=== Texto para análise ===
1. Introdução: quando o lucro garantido vira prejuízo certo
Nos últimos anos, multiplicaram-se cursos que prometem ensinar técnicas de day trade com supostos resultados rápidos, independência financeira em poucos meses e rentabilidades “acima do mercado” quase como regra. A publicidade costuma exibir prints de ganhos elevados, carros de luxo, viagens internacionais e frases como “método validado”, “estratégia infalível” ou “você só perde se não aplicar”.
O problema jurídico surge quando o consumidor adquire o curso motivado por essa promessa de rentabilidade praticamente garantida e descobre que, na prática, não há método comprovado, acompanhamento efetivo ou transparência sobre os riscos extremos do mercado de operações diárias.
A questão central é objetiva: prometer ganhos elevados e recorrentes no curto prazo configura propaganda enganosa?

Dados de origem:
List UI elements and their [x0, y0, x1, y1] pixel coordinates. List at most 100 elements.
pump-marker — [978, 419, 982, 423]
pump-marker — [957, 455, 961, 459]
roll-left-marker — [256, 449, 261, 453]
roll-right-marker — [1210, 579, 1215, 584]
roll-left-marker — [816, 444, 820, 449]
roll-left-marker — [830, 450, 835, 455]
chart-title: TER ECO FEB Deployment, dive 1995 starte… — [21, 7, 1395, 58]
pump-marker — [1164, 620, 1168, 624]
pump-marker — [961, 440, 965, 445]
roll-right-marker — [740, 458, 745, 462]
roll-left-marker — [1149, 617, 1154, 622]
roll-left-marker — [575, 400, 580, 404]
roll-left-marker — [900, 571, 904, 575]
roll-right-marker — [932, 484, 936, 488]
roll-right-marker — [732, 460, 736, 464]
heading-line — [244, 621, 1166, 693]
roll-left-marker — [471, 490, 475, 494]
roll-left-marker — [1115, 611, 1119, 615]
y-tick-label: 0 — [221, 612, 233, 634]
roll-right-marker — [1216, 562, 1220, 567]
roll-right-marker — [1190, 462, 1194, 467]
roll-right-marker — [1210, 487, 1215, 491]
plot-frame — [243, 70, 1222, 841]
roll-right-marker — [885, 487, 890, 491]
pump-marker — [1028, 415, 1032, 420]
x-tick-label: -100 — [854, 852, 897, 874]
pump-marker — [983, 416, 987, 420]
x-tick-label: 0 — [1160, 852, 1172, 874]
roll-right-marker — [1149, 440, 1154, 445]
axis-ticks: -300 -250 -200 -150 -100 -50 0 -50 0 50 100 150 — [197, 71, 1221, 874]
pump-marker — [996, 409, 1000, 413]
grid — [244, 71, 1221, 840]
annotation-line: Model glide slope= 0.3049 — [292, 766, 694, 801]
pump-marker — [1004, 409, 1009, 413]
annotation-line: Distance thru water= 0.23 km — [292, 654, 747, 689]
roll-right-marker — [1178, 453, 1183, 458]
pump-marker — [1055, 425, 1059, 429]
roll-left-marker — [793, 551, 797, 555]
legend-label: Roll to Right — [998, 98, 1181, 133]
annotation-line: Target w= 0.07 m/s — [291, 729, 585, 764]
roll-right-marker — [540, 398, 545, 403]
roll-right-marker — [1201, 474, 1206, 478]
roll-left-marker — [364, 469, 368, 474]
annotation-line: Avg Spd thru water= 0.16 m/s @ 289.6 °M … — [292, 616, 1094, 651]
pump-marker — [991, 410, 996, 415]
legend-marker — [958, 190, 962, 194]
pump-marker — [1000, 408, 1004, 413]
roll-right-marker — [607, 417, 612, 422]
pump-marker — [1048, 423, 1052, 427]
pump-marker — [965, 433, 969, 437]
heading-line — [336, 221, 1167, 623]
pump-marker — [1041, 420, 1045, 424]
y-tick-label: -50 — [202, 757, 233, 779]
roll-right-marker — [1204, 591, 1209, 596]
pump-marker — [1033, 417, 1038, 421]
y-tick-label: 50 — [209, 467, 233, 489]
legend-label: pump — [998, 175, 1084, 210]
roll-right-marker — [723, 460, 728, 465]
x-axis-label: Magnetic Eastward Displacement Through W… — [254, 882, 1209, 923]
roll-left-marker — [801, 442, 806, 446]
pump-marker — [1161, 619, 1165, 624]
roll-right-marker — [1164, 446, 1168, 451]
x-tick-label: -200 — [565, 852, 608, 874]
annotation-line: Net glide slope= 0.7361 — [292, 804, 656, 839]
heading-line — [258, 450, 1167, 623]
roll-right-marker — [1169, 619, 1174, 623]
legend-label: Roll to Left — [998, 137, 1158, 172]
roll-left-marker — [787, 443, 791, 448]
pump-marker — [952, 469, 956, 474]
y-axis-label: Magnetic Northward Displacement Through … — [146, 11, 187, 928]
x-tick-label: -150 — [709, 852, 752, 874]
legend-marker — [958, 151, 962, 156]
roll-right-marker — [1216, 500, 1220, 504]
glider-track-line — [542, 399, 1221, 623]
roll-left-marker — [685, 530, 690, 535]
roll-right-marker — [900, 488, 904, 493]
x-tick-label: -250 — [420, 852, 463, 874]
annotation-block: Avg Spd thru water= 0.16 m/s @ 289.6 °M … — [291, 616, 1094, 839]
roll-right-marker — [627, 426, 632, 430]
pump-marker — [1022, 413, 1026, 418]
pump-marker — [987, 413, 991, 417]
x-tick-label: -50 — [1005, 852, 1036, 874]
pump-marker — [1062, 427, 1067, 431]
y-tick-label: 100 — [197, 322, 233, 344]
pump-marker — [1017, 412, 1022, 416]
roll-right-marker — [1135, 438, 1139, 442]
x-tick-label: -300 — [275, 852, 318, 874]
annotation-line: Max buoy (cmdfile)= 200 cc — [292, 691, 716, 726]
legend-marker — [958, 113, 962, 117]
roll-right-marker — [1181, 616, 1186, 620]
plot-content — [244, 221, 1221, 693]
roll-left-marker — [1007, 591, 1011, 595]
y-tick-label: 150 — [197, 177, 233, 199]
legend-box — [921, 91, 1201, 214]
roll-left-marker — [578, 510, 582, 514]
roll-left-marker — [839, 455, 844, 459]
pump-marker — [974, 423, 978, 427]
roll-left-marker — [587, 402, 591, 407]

=== Tarefa A ===
Traduza para o inglês esta frase do texto sobre cursos de day trade: "A questão central é objetiva: prometer ganhos elevados e recorrentes no curto prazo configura propaganda enganosa?"
=== Tarefa B ===
Copie, por favor, o trecho do texto sobre cursos de day trade que começa em "O problema jurídico" e segue até "de operações diárias.".
Os dados não entram nesta atividade.

=== Resposta A ===
The central question is straightforward: does promising high, recurring short-term gains constitute misleading advertising?

=== Resposta B ===
O problema jurídico surge quando o consumidor adquire o curso motivado por essa promessa de rentabilidade praticamente garantida e descobre que, na prática, não há método comprovado, acompanhamento efetivo ou transparência sobre os riscos extremos do mercado de operações diárias.